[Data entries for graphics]
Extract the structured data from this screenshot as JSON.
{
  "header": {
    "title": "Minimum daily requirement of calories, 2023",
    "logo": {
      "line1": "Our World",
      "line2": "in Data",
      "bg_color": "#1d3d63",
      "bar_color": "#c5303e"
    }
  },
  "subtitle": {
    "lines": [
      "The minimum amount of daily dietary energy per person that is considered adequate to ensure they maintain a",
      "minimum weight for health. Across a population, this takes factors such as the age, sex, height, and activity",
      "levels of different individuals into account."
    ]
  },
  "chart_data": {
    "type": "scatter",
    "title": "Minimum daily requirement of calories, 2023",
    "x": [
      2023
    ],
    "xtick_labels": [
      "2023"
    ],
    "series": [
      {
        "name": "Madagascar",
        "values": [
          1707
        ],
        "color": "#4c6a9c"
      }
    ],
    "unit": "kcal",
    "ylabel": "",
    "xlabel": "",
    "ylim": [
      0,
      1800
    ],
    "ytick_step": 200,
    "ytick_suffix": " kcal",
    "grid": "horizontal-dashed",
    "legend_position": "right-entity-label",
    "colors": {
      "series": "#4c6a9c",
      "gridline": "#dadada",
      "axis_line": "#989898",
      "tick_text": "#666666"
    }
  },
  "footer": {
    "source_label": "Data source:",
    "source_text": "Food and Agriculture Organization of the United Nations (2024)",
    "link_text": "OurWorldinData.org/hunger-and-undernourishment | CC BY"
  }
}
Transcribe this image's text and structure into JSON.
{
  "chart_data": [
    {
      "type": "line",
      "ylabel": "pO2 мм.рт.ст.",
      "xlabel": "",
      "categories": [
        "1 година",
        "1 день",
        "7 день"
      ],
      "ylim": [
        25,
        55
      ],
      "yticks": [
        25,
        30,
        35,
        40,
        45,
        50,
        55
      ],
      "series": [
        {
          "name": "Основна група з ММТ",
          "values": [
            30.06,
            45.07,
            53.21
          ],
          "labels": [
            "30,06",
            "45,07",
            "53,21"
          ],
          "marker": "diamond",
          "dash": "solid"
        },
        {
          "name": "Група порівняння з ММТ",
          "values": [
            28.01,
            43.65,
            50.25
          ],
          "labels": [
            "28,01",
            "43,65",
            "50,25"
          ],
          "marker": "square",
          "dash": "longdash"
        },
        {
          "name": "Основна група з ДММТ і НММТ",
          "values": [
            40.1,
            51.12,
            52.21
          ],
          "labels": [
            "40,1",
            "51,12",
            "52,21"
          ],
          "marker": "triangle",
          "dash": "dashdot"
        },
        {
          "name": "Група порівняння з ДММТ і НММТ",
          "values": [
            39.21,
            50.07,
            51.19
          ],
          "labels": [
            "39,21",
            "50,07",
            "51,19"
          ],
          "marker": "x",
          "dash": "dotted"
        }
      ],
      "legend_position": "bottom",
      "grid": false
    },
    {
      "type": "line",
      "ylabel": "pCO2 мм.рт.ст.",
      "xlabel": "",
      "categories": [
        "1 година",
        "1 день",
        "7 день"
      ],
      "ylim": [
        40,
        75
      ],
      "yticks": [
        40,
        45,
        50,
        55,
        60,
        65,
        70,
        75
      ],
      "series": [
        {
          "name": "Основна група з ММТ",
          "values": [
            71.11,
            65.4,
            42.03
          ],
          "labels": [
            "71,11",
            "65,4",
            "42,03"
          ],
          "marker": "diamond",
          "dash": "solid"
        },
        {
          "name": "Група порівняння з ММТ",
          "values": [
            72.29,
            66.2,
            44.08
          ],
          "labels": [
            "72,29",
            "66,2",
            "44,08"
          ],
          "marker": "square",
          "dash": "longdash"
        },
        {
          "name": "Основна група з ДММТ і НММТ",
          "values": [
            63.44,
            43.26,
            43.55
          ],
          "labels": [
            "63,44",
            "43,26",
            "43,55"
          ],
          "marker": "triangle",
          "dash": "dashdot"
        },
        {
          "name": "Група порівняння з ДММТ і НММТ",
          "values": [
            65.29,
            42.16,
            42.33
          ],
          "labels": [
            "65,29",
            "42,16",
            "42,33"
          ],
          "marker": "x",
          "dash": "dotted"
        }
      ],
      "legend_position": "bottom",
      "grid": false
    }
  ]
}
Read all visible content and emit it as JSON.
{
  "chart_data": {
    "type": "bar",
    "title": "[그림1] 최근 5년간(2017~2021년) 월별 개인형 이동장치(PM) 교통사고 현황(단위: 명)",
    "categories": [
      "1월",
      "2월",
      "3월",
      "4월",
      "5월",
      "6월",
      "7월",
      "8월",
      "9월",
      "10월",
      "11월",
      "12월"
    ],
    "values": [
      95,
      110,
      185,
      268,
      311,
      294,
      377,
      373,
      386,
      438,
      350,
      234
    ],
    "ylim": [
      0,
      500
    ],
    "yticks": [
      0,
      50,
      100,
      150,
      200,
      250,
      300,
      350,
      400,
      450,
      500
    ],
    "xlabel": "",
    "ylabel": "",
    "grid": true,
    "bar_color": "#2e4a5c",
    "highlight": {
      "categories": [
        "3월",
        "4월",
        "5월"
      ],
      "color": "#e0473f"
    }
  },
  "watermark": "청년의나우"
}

- [DIRECTIONS]: Gather all lines with the string "this" from the data.

- [TASK ANSWER]:
Extract the structured data from this screenshot as JSON.
      "minimum weight for health. Across a population, this takes factors such as the age, sex, height, and activity",
Transcribe this image's text and structure into JSON.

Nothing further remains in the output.